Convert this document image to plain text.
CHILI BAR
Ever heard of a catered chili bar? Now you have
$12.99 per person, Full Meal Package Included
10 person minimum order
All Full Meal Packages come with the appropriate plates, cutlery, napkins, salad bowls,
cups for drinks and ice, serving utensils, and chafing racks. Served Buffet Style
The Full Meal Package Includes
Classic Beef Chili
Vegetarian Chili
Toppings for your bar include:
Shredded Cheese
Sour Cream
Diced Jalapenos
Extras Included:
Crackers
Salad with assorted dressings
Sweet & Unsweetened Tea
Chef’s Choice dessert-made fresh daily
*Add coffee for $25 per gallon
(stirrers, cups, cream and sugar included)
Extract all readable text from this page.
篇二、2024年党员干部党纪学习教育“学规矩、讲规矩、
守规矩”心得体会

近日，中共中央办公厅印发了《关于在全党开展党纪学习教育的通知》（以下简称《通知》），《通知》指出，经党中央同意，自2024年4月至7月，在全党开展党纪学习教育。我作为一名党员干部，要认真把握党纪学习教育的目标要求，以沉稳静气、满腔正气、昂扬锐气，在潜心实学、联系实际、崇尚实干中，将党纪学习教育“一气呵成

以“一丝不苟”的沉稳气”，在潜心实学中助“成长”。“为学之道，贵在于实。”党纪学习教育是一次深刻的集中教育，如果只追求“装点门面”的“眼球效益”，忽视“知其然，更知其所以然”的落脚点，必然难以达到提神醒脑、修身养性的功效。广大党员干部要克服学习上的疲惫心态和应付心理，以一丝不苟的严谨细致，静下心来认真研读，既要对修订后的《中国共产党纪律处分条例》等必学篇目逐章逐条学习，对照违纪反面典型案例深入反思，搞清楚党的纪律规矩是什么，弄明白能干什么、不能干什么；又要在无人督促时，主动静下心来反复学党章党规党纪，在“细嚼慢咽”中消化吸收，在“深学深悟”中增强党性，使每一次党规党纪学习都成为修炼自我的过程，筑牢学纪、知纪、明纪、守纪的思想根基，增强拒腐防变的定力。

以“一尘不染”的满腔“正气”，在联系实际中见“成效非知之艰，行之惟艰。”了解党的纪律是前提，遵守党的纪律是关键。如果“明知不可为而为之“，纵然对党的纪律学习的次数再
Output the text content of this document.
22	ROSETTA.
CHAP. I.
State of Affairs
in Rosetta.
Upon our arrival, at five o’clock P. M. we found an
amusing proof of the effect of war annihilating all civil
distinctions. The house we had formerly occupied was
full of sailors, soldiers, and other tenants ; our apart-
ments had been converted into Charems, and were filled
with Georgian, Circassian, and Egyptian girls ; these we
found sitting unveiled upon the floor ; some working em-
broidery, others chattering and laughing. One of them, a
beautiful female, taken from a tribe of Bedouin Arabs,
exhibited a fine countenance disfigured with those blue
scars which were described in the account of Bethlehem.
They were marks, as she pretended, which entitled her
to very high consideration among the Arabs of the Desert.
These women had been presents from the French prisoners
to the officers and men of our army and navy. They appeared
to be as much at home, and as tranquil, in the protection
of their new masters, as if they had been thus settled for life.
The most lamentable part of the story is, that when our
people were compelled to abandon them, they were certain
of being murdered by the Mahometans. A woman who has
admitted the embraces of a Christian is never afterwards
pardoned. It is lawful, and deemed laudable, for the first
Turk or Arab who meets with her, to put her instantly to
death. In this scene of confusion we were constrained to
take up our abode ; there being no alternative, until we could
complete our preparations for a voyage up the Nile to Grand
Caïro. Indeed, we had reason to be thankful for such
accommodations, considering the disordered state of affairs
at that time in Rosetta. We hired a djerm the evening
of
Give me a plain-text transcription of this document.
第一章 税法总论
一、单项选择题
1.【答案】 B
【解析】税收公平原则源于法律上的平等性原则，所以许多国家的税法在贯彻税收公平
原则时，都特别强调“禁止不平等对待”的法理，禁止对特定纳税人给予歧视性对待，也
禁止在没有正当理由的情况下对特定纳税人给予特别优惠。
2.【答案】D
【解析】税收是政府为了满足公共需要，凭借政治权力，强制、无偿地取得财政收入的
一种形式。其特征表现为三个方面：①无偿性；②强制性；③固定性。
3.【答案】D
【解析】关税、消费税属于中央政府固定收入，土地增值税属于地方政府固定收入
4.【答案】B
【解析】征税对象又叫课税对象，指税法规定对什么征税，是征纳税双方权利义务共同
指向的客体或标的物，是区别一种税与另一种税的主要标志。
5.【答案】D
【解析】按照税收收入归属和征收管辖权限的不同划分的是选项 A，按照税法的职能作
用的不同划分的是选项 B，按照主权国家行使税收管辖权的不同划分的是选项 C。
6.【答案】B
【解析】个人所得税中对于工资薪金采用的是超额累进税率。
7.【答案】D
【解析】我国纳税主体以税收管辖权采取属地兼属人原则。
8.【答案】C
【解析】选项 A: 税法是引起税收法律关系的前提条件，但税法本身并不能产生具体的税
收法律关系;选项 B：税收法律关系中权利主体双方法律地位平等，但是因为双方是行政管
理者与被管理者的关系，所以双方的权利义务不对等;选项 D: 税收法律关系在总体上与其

++++++++++

• **Given instruction**:
Repeat the line that contains "Give me a plain-text", then every line after it until the records end, with nothing added.

• **Written reply**:
Give me a plain-text transcription of this document.
第一章 税法总论
一、单项选择题
1.【答案】 B
【解析】税收公平原则源于法律上的平等性原则，所以许多国家的税法在贯彻税收公平
原则时，都特别强调“禁止不平等对待”的法理，禁止对特定纳税人给予歧视性对待，也
禁止在没有正当理由的情况下对特定纳税人给予特别优惠。
2.【答案】D
【解析】税收是政府为了满足公共需要，凭借政治权力，强制、无偿地取得财政收入的
一种形式。其特征表现为三个方面：①无偿性；②强制性；③固定性。
3.【答案】D
【解析】关税、消费税属于中央政府固定收入，土地增值税属于地方政府固定收入
4.【答案】B
【解析】征税对象又叫课税对象，指税法规定对什么征税，是征纳税双方权利义务共同
指向的客体或标的物，是区别一种税与另一种税的主要标志。
5.【答案】D
【解析】按照税收收入归属和征收管辖权限的不同划分的是选项 A，按照税法的职能作
用的不同划分的是选项 B，按照主权国家行使税收管辖权的不同划分的是选项 C。
6.【答案】B
【解析】个人所得税中对于工资薪金采用的是超额累进税率。
7.【答案】D
【解析】我国纳税主体以税收管辖权采取属地兼属人原则。
8.【答案】C
【解析】选项 A: 税法是引起税收法律关系的前提条件，但税法本身并不能产生具体的税
收法律关系;选项 B：税收法律关系中权利主体双方法律地位平等，但是因为双方是行政管
理者与被管理者的关系，所以双方的权利义务不对等;选项 D: 税收法律关系在总体上与其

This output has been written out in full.